--- start Extracted data ---

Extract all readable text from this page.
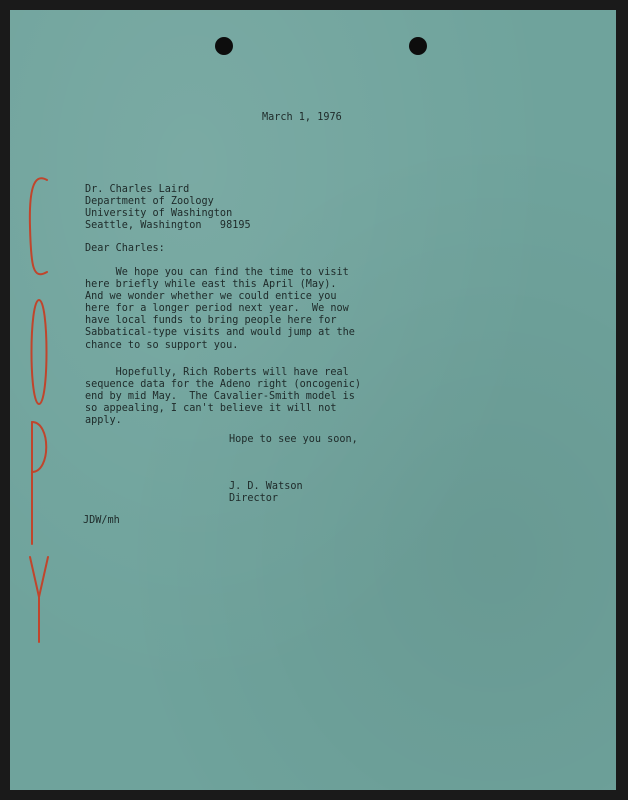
March 1, 1976
Dr. Charles Laird
Department of Zoology
University of Washington
Seattle, Washington   98195
Dear Charles:
We hope you can find the time to visit
here briefly while east this April (May).
And we wonder whether we could entice you
here for a longer period next year.  We now
have local funds to bring people here for
Sabbatical-type visits and would jump at the
chance to so support you.
Hopefully, Rich Roberts will have real
sequence data for the Adeno right (oncogenic)
end by mid May.  The Cavalier-Smith model is
so appealing, I can't believe it will not
apply.
Hope to see you soon,
J. D. Watson
Director
JDW/mh
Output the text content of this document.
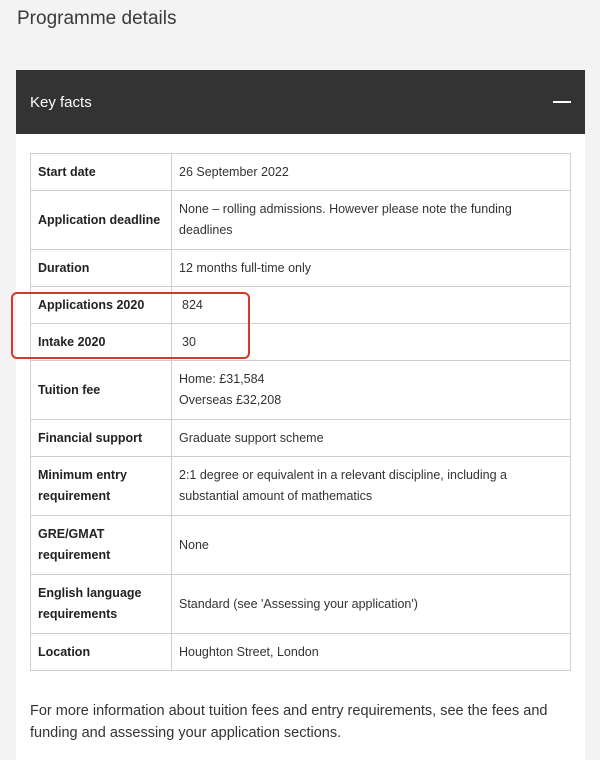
Programme details
Key facts
Start date	26 September 2022
Application deadline	None – rolling admissions. However please note the funding
deadlines
Duration	12 months full-time only
Applications 2020	824
Intake 2020	30
Tuition fee	Home: £31,584
Overseas £32,208
Financial support	Graduate support scheme
Minimum entry requirement	2:1 degree or equivalent in a relevant discipline, including a
substantial amount of mathematics
GRE/GMAT requirement	None
English language requirements	Standard (see 'Assessing your application')
Location	Houghton Street, London

For more information about tuition fees and entry requirements, see the fees and funding and assessing your application sections.
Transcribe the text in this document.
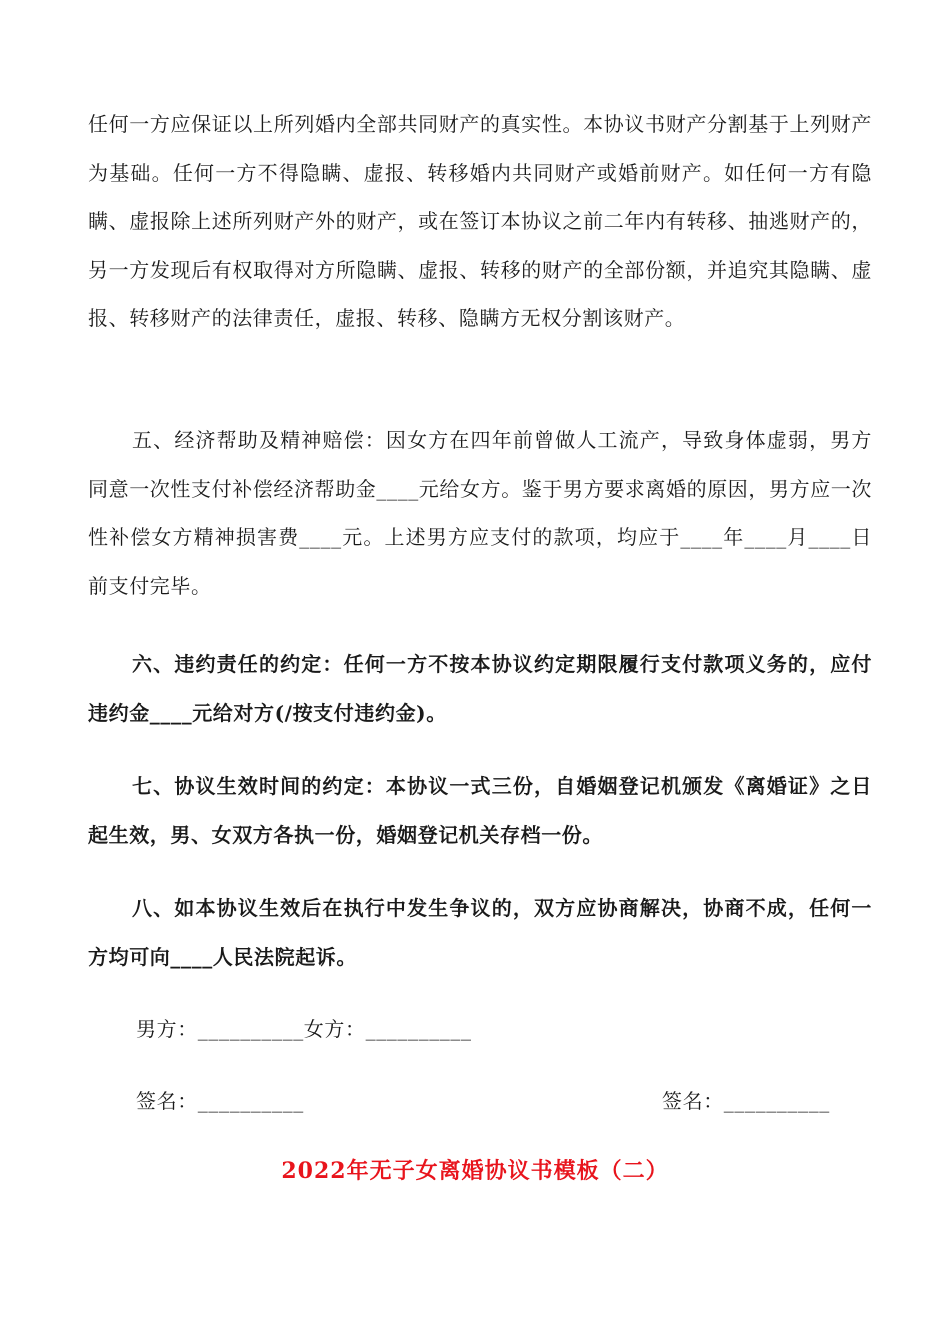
任何一方应保证以上所列婚内全部共同财产的真实性。本协议书财产分割基于上列财产为基础。任何一方不得隐瞒、虚报、转移婚内共同财产或婚前财产。如任何一方有隐瞒、虚报除上述所列财产外的财产，或在签订本协议之前二年内有转移、抽逃财产的，另一方发现后有权取得对方所隐瞒、虚报、转移的财产的全部份额，并追究其隐瞒、虚报、转移财产的法律责任，虚报、转移、隐瞒方无权分割该财产。
五、经济帮助及精神赔偿：因女方在四年前曾做人工流产，导致身体虚弱，男方同意一次性支付补偿经济帮助金____元给女方。鉴于男方要求离婚的原因，男方应一次性补偿女方精神损害费____元。上述男方应支付的款项，均应于____年____月____日前支付完毕。
六、违约责任的约定：任何一方不按本协议约定期限履行支付款项义务的，应付违约金____元给对方(/按支付违约金)。
七、协议生效时间的约定：本协议一式三份，自婚姻登记机颁发《离婚证》之日起生效，男、女双方各执一份，婚姻登记机关存档一份。
八、如本协议生效后在执行中发生争议的，双方应协商解决，协商不成，任何一方均可向____人民法院起诉。
男方：__________女方：__________
签名：__________	签名：__________
2022年无子女离婚协议书模板（二）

--- end Extracted data ---

*Task requirements:* Transcribe the records above exactly as they appear, leaving out any pictures.

*Exercise solution:*
Extract all readable text from this page.
March 1, 1976
Dr. Charles Laird
Department of Zoology
University of Washington
Seattle, Washington   98195
Dear Charles:
We hope you can find the time to visit
here briefly while east this April (May).
And we wonder whether we could entice you
here for a longer period next year.  We now
have local funds to bring people here for
Sabbatical-type visits and would jump at the
chance to so support you.
Hopefully, Rich Roberts will have real
sequence data for the Adeno right (oncogenic)
end by mid May.  The Cavalier-Smith model is
so appealing, I can't believe it will not
apply.
Hope to see you soon,
J. D. Watson
Director
JDW/mh
Output the text content of this document.
Programme details
Key facts
Start date	26 September 2022
Application deadline	None – rolling admissions. However please note the funding
deadlines
Duration	12 months full-time only
Applications 2020	824
Intake 2020	30
Tuition fee	Home: £31,584
Overseas £32,208
Financial support	Graduate support scheme
Minimum entry requirement	2:1 degree or equivalent in a relevant discipline, including a
substantial amount of mathematics
GRE/GMAT requirement	None
English language requirements	Standard (see 'Assessing your application')
Location	Houghton Street, London

For more information about tuition fees and entry requirements, see the fees and funding and assessing your application sections.
Transcribe the text in this document.
任何一方应保证以上所列婚内全部共同财产的真实性。本协议书财产分割基于上列财产为基础。任何一方不得隐瞒、虚报、转移婚内共同财产或婚前财产。如任何一方有隐瞒、虚报除上述所列财产外的财产，或在签订本协议之前二年内有转移、抽逃财产的，另一方发现后有权取得对方所隐瞒、虚报、转移的财产的全部份额，并追究其隐瞒、虚报、转移财产的法律责任，虚报、转移、隐瞒方无权分割该财产。
五、经济帮助及精神赔偿：因女方在四年前曾做人工流产，导致身体虚弱，男方同意一次性支付补偿经济帮助金____元给女方。鉴于男方要求离婚的原因，男方应一次性补偿女方精神损害费____元。上述男方应支付的款项，均应于____年____月____日前支付完毕。
六、违约责任的约定：任何一方不按本协议约定期限履行支付款项义务的，应付违约金____元给对方(/按支付违约金)。
七、协议生效时间的约定：本协议一式三份，自婚姻登记机颁发《离婚证》之日起生效，男、女双方各执一份，婚姻登记机关存档一份。
八、如本协议生效后在执行中发生争议的，双方应协商解决，协商不成，任何一方均可向____人民法院起诉。
男方：__________女方：__________
签名：__________	签名：__________
2022年无子女离婚协议书模板（二）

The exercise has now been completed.